SHORT TASK: Reproduce each line of the material precisely.

Dataset records:
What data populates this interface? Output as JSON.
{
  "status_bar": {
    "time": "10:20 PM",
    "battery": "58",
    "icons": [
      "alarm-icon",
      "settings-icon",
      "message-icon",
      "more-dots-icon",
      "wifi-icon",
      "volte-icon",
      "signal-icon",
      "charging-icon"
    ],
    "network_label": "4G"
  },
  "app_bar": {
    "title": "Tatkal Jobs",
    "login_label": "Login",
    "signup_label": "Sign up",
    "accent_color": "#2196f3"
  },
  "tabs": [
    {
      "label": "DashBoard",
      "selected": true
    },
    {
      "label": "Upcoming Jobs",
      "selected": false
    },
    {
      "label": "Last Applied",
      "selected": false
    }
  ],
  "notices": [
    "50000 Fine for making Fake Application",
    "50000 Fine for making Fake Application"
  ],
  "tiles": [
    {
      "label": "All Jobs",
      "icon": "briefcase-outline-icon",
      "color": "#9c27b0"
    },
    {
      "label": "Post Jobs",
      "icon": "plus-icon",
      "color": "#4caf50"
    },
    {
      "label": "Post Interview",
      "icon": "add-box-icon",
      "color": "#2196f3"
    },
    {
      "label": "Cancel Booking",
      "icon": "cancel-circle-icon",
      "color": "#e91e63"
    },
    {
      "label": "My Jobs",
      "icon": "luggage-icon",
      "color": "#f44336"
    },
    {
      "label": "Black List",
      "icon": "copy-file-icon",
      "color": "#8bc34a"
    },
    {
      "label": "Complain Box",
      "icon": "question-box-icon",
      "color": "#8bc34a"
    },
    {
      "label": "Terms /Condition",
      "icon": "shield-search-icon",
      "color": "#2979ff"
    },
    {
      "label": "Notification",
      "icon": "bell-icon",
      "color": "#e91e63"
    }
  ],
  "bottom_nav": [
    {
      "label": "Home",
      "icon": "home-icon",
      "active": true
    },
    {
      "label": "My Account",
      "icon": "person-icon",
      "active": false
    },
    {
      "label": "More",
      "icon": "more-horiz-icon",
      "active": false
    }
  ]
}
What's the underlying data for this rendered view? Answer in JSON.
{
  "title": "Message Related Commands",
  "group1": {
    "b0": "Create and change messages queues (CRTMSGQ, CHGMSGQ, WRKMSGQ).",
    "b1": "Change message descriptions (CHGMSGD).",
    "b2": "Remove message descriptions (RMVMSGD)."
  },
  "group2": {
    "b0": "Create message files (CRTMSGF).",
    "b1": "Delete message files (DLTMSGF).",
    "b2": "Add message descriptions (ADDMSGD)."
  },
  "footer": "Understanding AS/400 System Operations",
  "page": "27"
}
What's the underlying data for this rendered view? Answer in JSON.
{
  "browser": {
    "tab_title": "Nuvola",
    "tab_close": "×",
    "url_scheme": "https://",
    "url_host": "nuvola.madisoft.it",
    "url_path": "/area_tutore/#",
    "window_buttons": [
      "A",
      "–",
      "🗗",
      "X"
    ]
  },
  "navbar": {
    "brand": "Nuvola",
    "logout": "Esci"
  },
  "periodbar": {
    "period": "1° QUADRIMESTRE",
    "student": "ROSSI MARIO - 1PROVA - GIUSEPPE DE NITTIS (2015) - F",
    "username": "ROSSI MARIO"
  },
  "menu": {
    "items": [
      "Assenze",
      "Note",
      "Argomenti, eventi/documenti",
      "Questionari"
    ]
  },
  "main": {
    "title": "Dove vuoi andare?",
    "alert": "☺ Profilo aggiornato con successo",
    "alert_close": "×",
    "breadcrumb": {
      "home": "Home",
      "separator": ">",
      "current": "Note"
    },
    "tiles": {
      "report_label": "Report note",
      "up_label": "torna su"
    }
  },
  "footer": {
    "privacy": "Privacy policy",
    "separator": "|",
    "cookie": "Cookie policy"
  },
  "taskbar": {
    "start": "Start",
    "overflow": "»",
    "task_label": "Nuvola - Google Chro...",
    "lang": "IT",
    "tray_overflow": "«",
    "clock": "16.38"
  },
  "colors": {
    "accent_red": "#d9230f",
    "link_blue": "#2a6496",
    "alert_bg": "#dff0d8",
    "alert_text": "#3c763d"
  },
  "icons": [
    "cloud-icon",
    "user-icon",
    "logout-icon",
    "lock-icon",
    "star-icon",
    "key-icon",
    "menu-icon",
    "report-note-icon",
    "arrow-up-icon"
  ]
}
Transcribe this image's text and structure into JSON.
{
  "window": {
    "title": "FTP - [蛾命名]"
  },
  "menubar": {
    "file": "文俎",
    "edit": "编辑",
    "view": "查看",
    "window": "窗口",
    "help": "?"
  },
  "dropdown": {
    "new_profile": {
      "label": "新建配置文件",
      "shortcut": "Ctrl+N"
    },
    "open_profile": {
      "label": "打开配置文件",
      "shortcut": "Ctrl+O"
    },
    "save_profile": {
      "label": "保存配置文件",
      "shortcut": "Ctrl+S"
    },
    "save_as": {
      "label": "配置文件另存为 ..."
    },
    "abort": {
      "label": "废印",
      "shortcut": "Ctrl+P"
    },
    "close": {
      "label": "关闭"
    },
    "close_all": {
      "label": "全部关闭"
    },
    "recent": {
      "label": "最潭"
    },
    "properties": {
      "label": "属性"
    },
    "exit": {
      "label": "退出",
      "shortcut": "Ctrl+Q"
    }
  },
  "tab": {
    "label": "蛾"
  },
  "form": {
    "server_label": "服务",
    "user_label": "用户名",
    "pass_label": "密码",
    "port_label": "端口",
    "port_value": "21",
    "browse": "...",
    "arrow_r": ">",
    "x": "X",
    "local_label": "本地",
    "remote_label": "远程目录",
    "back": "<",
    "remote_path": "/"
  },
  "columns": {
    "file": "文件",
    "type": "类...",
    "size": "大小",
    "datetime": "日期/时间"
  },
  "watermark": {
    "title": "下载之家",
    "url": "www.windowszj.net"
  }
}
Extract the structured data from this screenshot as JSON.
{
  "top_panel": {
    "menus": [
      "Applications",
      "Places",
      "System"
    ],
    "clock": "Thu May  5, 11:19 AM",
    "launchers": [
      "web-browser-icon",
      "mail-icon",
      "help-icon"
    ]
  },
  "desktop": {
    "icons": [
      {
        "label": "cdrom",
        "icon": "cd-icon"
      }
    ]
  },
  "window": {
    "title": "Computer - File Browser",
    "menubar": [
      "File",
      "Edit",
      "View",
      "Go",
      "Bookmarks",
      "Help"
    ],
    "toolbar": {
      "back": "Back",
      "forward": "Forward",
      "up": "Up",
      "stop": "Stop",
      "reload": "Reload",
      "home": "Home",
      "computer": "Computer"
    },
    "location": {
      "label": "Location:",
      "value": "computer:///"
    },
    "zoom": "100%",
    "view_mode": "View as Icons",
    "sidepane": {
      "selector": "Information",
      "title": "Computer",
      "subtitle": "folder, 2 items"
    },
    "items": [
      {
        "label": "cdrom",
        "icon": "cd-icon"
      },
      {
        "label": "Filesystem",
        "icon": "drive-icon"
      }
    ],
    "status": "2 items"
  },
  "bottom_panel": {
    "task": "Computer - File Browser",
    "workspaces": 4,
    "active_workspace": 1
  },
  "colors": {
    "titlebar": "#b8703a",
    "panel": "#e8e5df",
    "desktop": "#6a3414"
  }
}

EXPECTED OUTPUT:
What data populates this interface? Output as JSON.
{
  "status_bar": {
    "time": "10:20 PM",
    "battery": "58",
    "icons": [
      "alarm-icon",
      "settings-icon",
      "message-icon",
      "more-dots-icon",
      "wifi-icon",
      "volte-icon",
      "signal-icon",
      "charging-icon"
    ],
    "network_label": "4G"
  },
  "app_bar": {
    "title": "Tatkal Jobs",
    "login_label": "Login",
    "signup_label": "Sign up",
    "accent_color": "#2196f3"
  },
  "tabs": [
    {
      "label": "DashBoard",
      "selected": true
    },
    {
      "label": "Upcoming Jobs",
      "selected": false
    },
    {
      "label": "Last Applied",
      "selected": false
    }
  ],
  "notices": [
    "50000 Fine for making Fake Application",
    "50000 Fine for making Fake Application"
  ],
  "tiles": [
    {
      "label": "All Jobs",
      "icon": "briefcase-outline-icon",
      "color": "#9c27b0"
    },
    {
      "label": "Post Jobs",
      "icon": "plus-icon",
      "color": "#4caf50"
    },
    {
      "label": "Post Interview",
      "icon": "add-box-icon",
      "color": "#2196f3"
    },
    {
      "label": "Cancel Booking",
      "icon": "cancel-circle-icon",
      "color": "#e91e63"
    },
    {
      "label": "My Jobs",
      "icon": "luggage-icon",
      "color": "#f44336"
    },
    {
      "label": "Black List",
      "icon": "copy-file-icon",
      "color": "#8bc34a"
    },
    {
      "label": "Complain Box",
      "icon": "question-box-icon",
      "color": "#8bc34a"
    },
    {
      "label": "Terms /Condition",
      "icon": "shield-search-icon",
      "color": "#2979ff"
    },
    {
      "label": "Notification",
      "icon": "bell-icon",
      "color": "#e91e63"
    }
  ],
  "bottom_nav": [
    {
      "label": "Home",
      "icon": "home-icon",
      "active": true
    },
    {
      "label": "My Account",
      "icon": "person-icon",
      "active": false
    },
    {
      "label": "More",
      "icon": "more-horiz-icon",
      "active": false
    }
  ]
}
What's the underlying data for this rendered view? Answer in JSON.
{
  "title": "Message Related Commands",
  "group1": {
    "b0": "Create and change messages queues (CRTMSGQ, CHGMSGQ, WRKMSGQ).",
    "b1": "Change message descriptions (CHGMSGD).",
    "b2": "Remove message descriptions (RMVMSGD)."
  },
  "group2": {
    "b0": "Create message files (CRTMSGF).",
    "b1": "Delete message files (DLTMSGF).",
    "b2": "Add message descriptions (ADDMSGD)."
  },
  "footer": "Understanding AS/400 System Operations",
  "page": "27"
}
What's the underlying data for this rendered view? Answer in JSON.
{
  "browser": {
    "tab_title": "Nuvola",
    "tab_close": "×",
    "url_scheme": "https://",
    "url_host": "nuvola.madisoft.it",
    "url_path": "/area_tutore/#",
    "window_buttons": [
      "A",
      "–",
      "🗗",
      "X"
    ]
  },
  "navbar": {
    "brand": "Nuvola",
    "logout": "Esci"
  },
  "periodbar": {
    "period": "1° QUADRIMESTRE",
    "student": "ROSSI MARIO - 1PROVA - GIUSEPPE DE NITTIS (2015) - F",
    "username": "ROSSI MARIO"
  },
  "menu": {
    "items": [
      "Assenze",
      "Note",
      "Argomenti, eventi/documenti",
      "Questionari"
    ]
  },
  "main": {
    "title": "Dove vuoi andare?",
    "alert": "☺ Profilo aggiornato con successo",
    "alert_close": "×",
    "breadcrumb": {
      "home": "Home",
      "separator": ">",
      "current": "Note"
    },
    "tiles": {
      "report_label": "Report note",
      "up_label": "torna su"
    }
  },
  "footer": {
    "privacy": "Privacy policy",
    "separator": "|",
    "cookie": "Cookie policy"
  },
  "taskbar": {
    "start": "Start",
    "overflow": "»",
    "task_label": "Nuvola - Google Chro...",
    "lang": "IT",
    "tray_overflow": "«",
    "clock": "16.38"
  },
  "colors": {
    "accent_red": "#d9230f",
    "link_blue": "#2a6496",
    "alert_bg": "#dff0d8",
    "alert_text": "#3c763d"
  },
  "icons": [
    "cloud-icon",
    "user-icon",
    "logout-icon",
    "lock-icon",
    "star-icon",
    "key-icon",
    "menu-icon",
    "report-note-icon",
    "arrow-up-icon"
  ]
}
Transcribe this image's text and structure into JSON.
{
  "window": {
    "title": "FTP - [蛾命名]"
  },
  "menubar": {
    "file": "文俎",
    "edit": "编辑",
    "view": "查看",
    "window": "窗口",
    "help": "?"
  },
  "dropdown": {
    "new_profile": {
      "label": "新建配置文件",
      "shortcut": "Ctrl+N"
    },
    "open_profile": {
      "label": "打开配置文件",
      "shortcut": "Ctrl+O"
    },
    "save_profile": {
      "label": "保存配置文件",
      "shortcut": "Ctrl+S"
    },
    "save_as": {
      "label": "配置文件另存为 ..."
    },
    "abort": {
      "label": "废印",
      "shortcut": "Ctrl+P"
    },
    "close": {
      "label": "关闭"
    },
    "close_all": {
      "label": "全部关闭"
    },
    "recent": {
      "label": "最潭"
    },
    "properties": {
      "label": "属性"
    },
    "exit": {
      "label": "退出",
      "shortcut": "Ctrl+Q"
    }
  },
  "tab": {
    "label": "蛾"
  },
  "form": {
    "server_label": "服务",
    "user_label": "用户名",
    "pass_label": "密码",
    "port_label": "端口",
    "port_value": "21",
    "browse": "...",
    "arrow_r": ">",
    "x": "X",
    "local_label": "本地",
    "remote_label": "远程目录",
    "back": "<",
    "remote_path": "/"
  },
  "columns": {
    "file": "文件",
    "type": "类...",
    "size": "大小",
    "datetime": "日期/时间"
  },
  "watermark": {
    "title": "下载之家",
    "url": "www.windowszj.net"
  }
}
Extract the structured data from this screenshot as JSON.
{
  "top_panel": {
    "menus": [
      "Applications",
      "Places",
      "System"
    ],
    "clock": "Thu May  5, 11:19 AM",
    "launchers": [
      "web-browser-icon",
      "mail-icon",
      "help-icon"
    ]
  },
  "desktop": {
    "icons": [
      {
        "label": "cdrom",
        "icon": "cd-icon"
      }
    ]
  },
  "window": {
    "title": "Computer - File Browser",
    "menubar": [
      "File",
      "Edit",
      "View",
      "Go",
      "Bookmarks",
      "Help"
    ],
    "toolbar": {
      "back": "Back",
      "forward": "Forward",
      "up": "Up",
      "stop": "Stop",
      "reload": "Reload",
      "home": "Home",
      "computer": "Computer"
    },
    "location": {
      "label": "Location:",
      "value": "computer:///"
    },
    "zoom": "100%",
    "view_mode": "View as Icons",
    "sidepane": {
      "selector": "Information",
      "title": "Computer",
      "subtitle": "folder, 2 items"
    },
    "items": [
      {
        "label": "cdrom",
        "icon": "cd-icon"
      },
      {
        "label": "Filesystem",
        "icon": "drive-icon"
      }
    ],
    "status": "2 items"
  },
  "bottom_panel": {
    "task": "Computer - File Browser",
    "workspaces": 4,
    "active_workspace": 1
  },
  "colors": {
    "titlebar": "#b8703a",
    "panel": "#e8e5df",
    "desktop": "#6a3414"
  }
}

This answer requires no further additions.